> [Requirement a]:
Render the records as a JSON list of strings, one string per line, covering the stretch from their first line through the line containing "- ball-icon: [274, 68, 284, 78]". Leave out blank lines.

> [Source extract]:
CS Colloquium speakers

Speaker: Jialin Ding, Amazon Web Services

Date: Monday, February 26

Time: 12:30pm EST

Location: CS 105

Host: Wyatt Lloyd

Event page: https://www.cs.princeton.edu/events/26578

Title: Instance-Optimization: Rethinking Database Design for the Next 1000X

Abstract: Modern database systems aim to support a large class of different use cases while simultaneously achieving high performance. However, as a result of their generality, databases often achieve adequate performance for the average use case but do not achieve the best performance for any individual use case. In this talk, I will describe my work on designing databases that use machine learning and optimization techniques to automatically achieve performance much closer to the optimal for each individual use case. In particular, I will present my work on instance-optimized database storage layouts, in which the co-design of data structures and optimization policies improves query performance in analytic databases by orders of magnitude. I will highlight how these instance-optimized data layouts address various challenges posed by real-world database workloads and how I implemented and deployed them in production within Amazon Redshift, a widely-used commercial database system.

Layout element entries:
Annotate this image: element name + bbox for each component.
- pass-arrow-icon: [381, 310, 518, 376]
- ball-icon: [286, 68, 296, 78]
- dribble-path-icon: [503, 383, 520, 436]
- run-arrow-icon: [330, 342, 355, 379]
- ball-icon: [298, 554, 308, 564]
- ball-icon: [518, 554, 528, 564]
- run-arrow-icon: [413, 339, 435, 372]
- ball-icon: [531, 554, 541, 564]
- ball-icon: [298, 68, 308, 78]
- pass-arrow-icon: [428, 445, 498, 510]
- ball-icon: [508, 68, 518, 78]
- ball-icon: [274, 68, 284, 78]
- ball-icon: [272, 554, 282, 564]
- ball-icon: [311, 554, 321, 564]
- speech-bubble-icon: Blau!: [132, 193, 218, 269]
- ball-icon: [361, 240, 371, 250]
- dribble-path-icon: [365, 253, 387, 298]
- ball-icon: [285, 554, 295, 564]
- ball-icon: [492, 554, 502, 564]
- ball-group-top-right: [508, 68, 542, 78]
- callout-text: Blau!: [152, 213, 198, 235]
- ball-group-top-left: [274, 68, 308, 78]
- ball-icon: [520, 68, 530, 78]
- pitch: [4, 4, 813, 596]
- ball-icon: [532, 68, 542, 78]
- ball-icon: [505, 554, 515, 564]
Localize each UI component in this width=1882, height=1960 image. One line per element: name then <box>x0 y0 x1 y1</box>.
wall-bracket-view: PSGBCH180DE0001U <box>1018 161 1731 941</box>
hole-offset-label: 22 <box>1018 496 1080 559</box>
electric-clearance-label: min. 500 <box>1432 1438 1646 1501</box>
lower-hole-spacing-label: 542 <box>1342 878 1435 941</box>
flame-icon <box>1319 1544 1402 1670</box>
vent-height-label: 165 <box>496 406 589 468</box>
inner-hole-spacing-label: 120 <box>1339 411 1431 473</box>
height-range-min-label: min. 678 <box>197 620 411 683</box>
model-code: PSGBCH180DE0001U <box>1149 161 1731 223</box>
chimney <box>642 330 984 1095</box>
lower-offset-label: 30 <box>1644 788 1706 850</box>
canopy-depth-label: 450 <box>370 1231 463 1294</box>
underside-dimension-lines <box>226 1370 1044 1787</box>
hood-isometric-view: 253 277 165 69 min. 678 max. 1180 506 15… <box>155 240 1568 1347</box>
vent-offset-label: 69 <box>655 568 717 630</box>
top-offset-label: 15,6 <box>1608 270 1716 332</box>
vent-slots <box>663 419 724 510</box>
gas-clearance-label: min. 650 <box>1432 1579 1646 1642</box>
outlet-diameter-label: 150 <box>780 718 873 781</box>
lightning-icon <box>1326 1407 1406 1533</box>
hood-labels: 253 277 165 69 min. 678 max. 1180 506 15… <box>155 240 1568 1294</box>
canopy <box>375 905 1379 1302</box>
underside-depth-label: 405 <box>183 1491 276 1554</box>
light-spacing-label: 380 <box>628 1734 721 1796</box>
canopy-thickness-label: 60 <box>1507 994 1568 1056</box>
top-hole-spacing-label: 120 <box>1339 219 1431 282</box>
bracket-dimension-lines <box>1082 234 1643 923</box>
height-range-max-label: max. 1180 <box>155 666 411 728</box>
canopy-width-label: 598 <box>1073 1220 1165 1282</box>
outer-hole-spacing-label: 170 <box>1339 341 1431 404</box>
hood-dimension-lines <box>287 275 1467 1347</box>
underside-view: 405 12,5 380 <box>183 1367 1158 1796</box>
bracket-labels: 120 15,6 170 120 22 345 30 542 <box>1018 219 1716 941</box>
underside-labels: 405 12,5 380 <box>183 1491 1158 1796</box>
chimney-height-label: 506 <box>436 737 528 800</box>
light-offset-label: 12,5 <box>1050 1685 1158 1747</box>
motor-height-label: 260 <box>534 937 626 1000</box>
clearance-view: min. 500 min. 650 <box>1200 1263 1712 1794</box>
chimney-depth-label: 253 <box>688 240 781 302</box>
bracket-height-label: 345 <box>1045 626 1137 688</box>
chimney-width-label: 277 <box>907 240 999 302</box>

> [Requirement b]:
Finish out the next part of the colloquium talk announcement, picking up right after its final sentence.

> [Written response a]:
[
  "Annotate this image: element name + bbox for each component.",
  "- pass-arrow-icon: [381, 310, 518, 376]",
  "- ball-icon: [286, 68, 296, 78]",
  "- dribble-path-icon: [503, 383, 520, 436]",
  "- run-arrow-icon: [330, 342, 355, 379]",
  "- ball-icon: [298, 554, 308, 564]",
  "- ball-icon: [518, 554, 528, 564]",
  "- run-arrow-icon: [413, 339, 435, 372]",
  "- ball-icon: [531, 554, 541, 564]",
  "- ball-icon: [298, 68, 308, 78]",
  "- pass-arrow-icon: [428, 445, 498, 510]",
  "- ball-icon: [508, 68, 518, 78]",
  "- ball-icon: [274, 68, 284, 78]"
]

> [Written response b]:
Bio: Jialin Ding is an Applied Scientist at AWS. Before that, he received his PhD in computer science from MIT, advised by Tim Kraska. He works broadly on applying machine learning and optimization techniques to improve data management systems, with a focus on building databases that automatically self-optimize to achieve high performance for any specific application. His work has appeared in top conferences such as SIGMOD, VLDB, and CIDR, and has been recognized by a Meta Research PhD Fellowship. To learn more about Jialin’s work, please visit https://jialinding.github.io/.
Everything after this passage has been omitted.